*INSTRUCTIONS FOR THE TASK*:
Reproduce every line of the material below, but drop the pictures.

Extracted records
============

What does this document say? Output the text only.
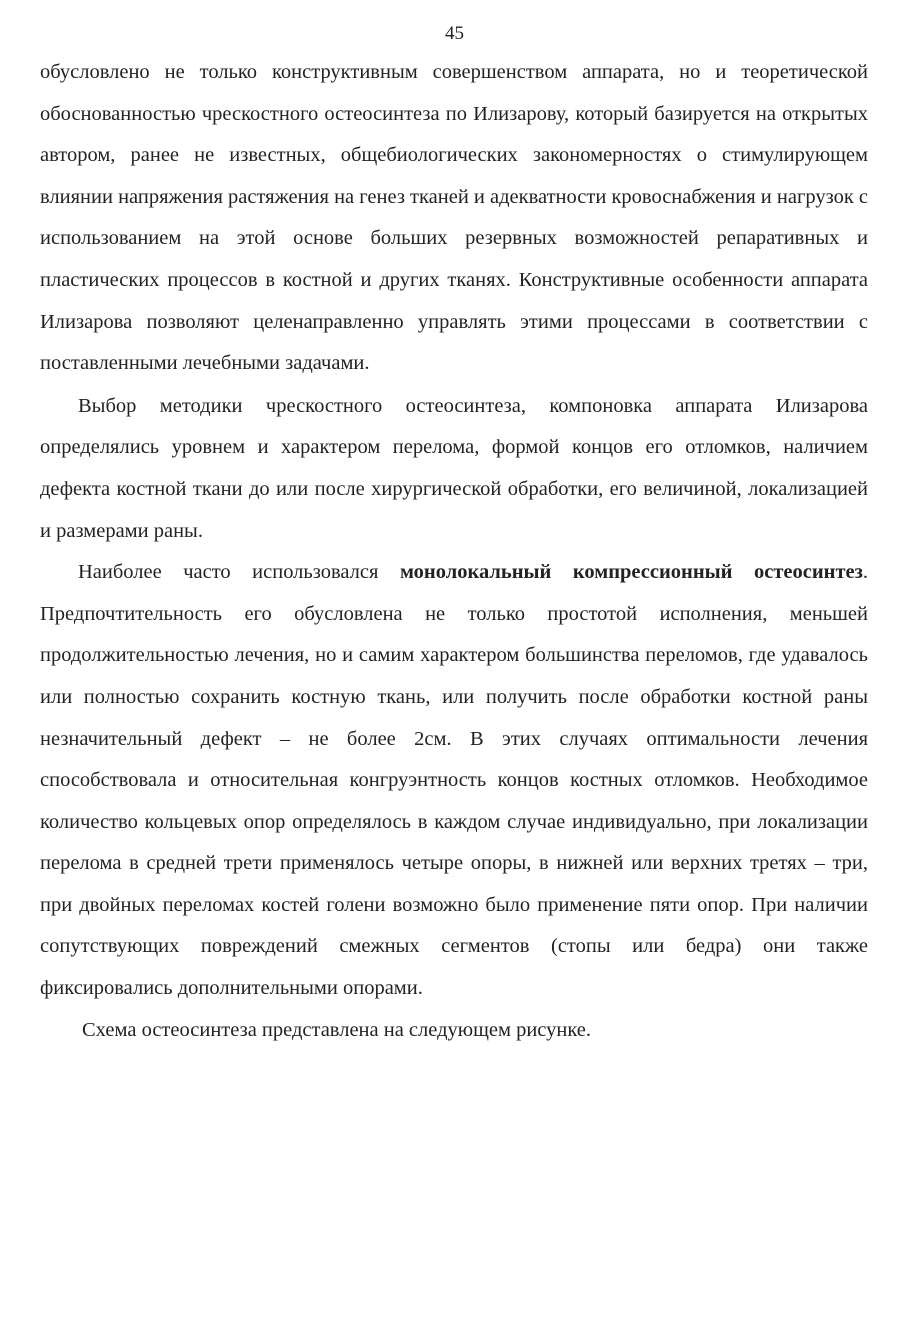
45

обусловлено не только конструктивным совершенством аппарата, но и теоретической обоснованностью чрескостного остеосинтеза по Илизарову, который базируется на открытых автором, ранее не известных, общебиологических закономерностях о стимулирующем влиянии напряжения растяжения на генез тканей и адекватности кровоснабжения и нагрузок с использованием на этой основе больших резервных возможностей репаративных и пластических процессов в костной и других тканях. Конструктивные особенности аппарата Илизарова позволяют целенаправленно управлять этими процессами в соответствии с поставленными лечебными задачами.

Выбор методики чрескостного остеосинтеза, компоновка аппарата Илизарова определялись уровнем и характером перелома, формой концов его отломков, наличием дефекта костной ткани до или после хирургической обработки, его величиной, локализацией и размерами раны.

Наиболее часто использовался монолокальный компрессионный остеосинтез. Предпочтительность его обусловлена не только простотой исполнения, меньшей продолжительностью лечения, но и самим характером большинства переломов, где удавалось или полностью сохранить костную ткань, или получить после обработки костной раны незначительный дефект – не более 2см. В этих случаях оптимальности лечения способствовала и относительная конгруэнтность концов костных отломков. Необходимое количество кольцевых опор определялось в каждом случае индивидуально, при локализации перелома в средней трети применялось четыре опоры, в нижней или верхних третях – три, при двойных переломах костей голени возможно было применение пяти опор. При наличии сопутствующих повреждений смежных сегментов (стопы или бедра) они также фиксировались дополнительными опорами.

Схема остеосинтеза представлена на следующем рисунке.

============

*ANSWER TO THIS TASK*:
What does this document say? Output the text only.
45

обусловлено не только конструктивным совершенством аппарата, но и теоретической обоснованностью чрескостного остеосинтеза по Илизарову, который базируется на открытых автором, ранее не известных, общебиологических закономерностях о стимулирующем влиянии напряжения растяжения на генез тканей и адекватности кровоснабжения и нагрузок с использованием на этой основе больших резервных возможностей репаративных и пластических процессов в костной и других тканях. Конструктивные особенности аппарата Илизарова позволяют целенаправленно управлять этими процессами в соответствии с поставленными лечебными задачами.

Выбор методики чрескостного остеосинтеза, компоновка аппарата Илизарова определялись уровнем и характером перелома, формой концов его отломков, наличием дефекта костной ткани до или после хирургической обработки, его величиной, локализацией и размерами раны.

Наиболее часто использовался монолокальный компрессионный остеосинтез. Предпочтительность его обусловлена не только простотой исполнения, меньшей продолжительностью лечения, но и самим характером большинства переломов, где удавалось или полностью сохранить костную ткань, или получить после обработки костной раны незначительный дефект – не более 2см. В этих случаях оптимальности лечения способствовала и относительная конгруэнтность концов костных отломков. Необходимое количество кольцевых опор определялось в каждом случае индивидуально, при локализации перелома в средней трети применялось четыре опоры, в нижней или верхних третях – три, при двойных переломах костей голени возможно было применение пяти опор. При наличии сопутствующих повреждений смежных сегментов (стопы или бедра) они также фиксировались дополнительными опорами.

Схема остеосинтеза представлена на следующем рисунке.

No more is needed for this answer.